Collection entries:
──────────────────────────────
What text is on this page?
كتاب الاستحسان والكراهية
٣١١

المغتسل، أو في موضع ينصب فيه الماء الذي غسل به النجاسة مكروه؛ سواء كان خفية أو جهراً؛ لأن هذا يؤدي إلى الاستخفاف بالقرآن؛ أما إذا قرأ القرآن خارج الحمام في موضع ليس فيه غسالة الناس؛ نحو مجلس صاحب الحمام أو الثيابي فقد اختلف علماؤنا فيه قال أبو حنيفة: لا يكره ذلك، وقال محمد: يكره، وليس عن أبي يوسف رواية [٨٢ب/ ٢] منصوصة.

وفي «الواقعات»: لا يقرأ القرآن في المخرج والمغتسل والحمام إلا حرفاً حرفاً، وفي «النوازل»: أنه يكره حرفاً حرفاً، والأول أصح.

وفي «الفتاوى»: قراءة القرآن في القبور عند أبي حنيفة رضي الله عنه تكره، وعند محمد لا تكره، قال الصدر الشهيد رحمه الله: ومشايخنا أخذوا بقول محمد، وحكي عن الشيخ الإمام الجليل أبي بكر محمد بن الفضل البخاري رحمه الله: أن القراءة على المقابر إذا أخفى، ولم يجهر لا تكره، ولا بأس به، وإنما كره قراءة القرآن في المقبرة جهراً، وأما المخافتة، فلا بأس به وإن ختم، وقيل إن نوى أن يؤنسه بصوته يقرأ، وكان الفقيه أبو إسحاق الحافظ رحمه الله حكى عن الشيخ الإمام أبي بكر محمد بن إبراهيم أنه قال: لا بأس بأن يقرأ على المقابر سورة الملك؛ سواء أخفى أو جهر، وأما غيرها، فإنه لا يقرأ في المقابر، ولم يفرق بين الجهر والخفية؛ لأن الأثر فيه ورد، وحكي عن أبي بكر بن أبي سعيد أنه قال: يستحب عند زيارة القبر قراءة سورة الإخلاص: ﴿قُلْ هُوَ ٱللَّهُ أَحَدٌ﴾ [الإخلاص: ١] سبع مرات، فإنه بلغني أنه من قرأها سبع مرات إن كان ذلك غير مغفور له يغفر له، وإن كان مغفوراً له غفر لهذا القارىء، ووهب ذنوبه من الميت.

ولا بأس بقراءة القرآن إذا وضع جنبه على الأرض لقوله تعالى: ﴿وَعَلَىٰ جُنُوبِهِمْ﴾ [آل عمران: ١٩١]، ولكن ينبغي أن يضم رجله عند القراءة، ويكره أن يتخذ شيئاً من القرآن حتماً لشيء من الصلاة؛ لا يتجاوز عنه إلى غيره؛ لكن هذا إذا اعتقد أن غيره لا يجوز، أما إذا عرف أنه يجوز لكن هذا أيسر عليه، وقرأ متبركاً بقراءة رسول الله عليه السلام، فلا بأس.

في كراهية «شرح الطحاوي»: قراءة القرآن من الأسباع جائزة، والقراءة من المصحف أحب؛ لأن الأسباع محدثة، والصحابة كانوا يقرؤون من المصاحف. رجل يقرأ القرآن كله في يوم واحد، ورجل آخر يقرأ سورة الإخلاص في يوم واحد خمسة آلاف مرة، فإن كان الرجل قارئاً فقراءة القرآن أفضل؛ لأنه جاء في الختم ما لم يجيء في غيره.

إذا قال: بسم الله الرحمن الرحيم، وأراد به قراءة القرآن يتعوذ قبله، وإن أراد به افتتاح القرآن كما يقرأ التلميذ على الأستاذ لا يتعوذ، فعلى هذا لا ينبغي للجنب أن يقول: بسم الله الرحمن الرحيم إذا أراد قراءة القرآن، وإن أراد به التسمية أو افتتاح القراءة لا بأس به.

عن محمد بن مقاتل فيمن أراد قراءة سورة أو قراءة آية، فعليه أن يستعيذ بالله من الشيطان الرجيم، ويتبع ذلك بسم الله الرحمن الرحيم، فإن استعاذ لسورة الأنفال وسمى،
──────────────────────────────
Problem details> Output the whole listing above again, word for word.

Solved exercise>
What text is on this page?
كتاب الاستحسان والكراهية
٣١١

المغتسل، أو في موضع ينصب فيه الماء الذي غسل به النجاسة مكروه؛ سواء كان خفية أو جهراً؛ لأن هذا يؤدي إلى الاستخفاف بالقرآن؛ أما إذا قرأ القرآن خارج الحمام في موضع ليس فيه غسالة الناس؛ نحو مجلس صاحب الحمام أو الثيابي فقد اختلف علماؤنا فيه قال أبو حنيفة: لا يكره ذلك، وقال محمد: يكره، وليس عن أبي يوسف رواية [٨٢ب/ ٢] منصوصة.

وفي «الواقعات»: لا يقرأ القرآن في المخرج والمغتسل والحمام إلا حرفاً حرفاً، وفي «النوازل»: أنه يكره حرفاً حرفاً، والأول أصح.

وفي «الفتاوى»: قراءة القرآن في القبور عند أبي حنيفة رضي الله عنه تكره، وعند محمد لا تكره، قال الصدر الشهيد رحمه الله: ومشايخنا أخذوا بقول محمد، وحكي عن الشيخ الإمام الجليل أبي بكر محمد بن الفضل البخاري رحمه الله: أن القراءة على المقابر إذا أخفى، ولم يجهر لا تكره، ولا بأس به، وإنما كره قراءة القرآن في المقبرة جهراً، وأما المخافتة، فلا بأس به وإن ختم، وقيل إن نوى أن يؤنسه بصوته يقرأ، وكان الفقيه أبو إسحاق الحافظ رحمه الله حكى عن الشيخ الإمام أبي بكر محمد بن إبراهيم أنه قال: لا بأس بأن يقرأ على المقابر سورة الملك؛ سواء أخفى أو جهر، وأما غيرها، فإنه لا يقرأ في المقابر، ولم يفرق بين الجهر والخفية؛ لأن الأثر فيه ورد، وحكي عن أبي بكر بن أبي سعيد أنه قال: يستحب عند زيارة القبر قراءة سورة الإخلاص: ﴿قُلْ هُوَ ٱللَّهُ أَحَدٌ﴾ [الإخلاص: ١] سبع مرات، فإنه بلغني أنه من قرأها سبع مرات إن كان ذلك غير مغفور له يغفر له، وإن كان مغفوراً له غفر لهذا القارىء، ووهب ذنوبه من الميت.

ولا بأس بقراءة القرآن إذا وضع جنبه على الأرض لقوله تعالى: ﴿وَعَلَىٰ جُنُوبِهِمْ﴾ [آل عمران: ١٩١]، ولكن ينبغي أن يضم رجله عند القراءة، ويكره أن يتخذ شيئاً من القرآن حتماً لشيء من الصلاة؛ لا يتجاوز عنه إلى غيره؛ لكن هذا إذا اعتقد أن غيره لا يجوز، أما إذا عرف أنه يجوز لكن هذا أيسر عليه، وقرأ متبركاً بقراءة رسول الله عليه السلام، فلا بأس.

في كراهية «شرح الطحاوي»: قراءة القرآن من الأسباع جائزة، والقراءة من المصحف أحب؛ لأن الأسباع محدثة، والصحابة كانوا يقرؤون من المصاحف. رجل يقرأ القرآن كله في يوم واحد، ورجل آخر يقرأ سورة الإخلاص في يوم واحد خمسة آلاف مرة، فإن كان الرجل قارئاً فقراءة القرآن أفضل؛ لأنه جاء في الختم ما لم يجيء في غيره.

إذا قال: بسم الله الرحمن الرحيم، وأراد به قراءة القرآن يتعوذ قبله، وإن أراد به افتتاح القرآن كما يقرأ التلميذ على الأستاذ لا يتعوذ، فعلى هذا لا ينبغي للجنب أن يقول: بسم الله الرحمن الرحيم إذا أراد قراءة القرآن، وإن أراد به التسمية أو افتتاح القراءة لا بأس به.

عن محمد بن مقاتل فيمن أراد قراءة سورة أو قراءة آية، فعليه أن يستعيذ بالله من الشيطان الرجيم، ويتبع ذلك بسم الله الرحمن الرحيم، فإن استعاذ لسورة الأنفال وسمى،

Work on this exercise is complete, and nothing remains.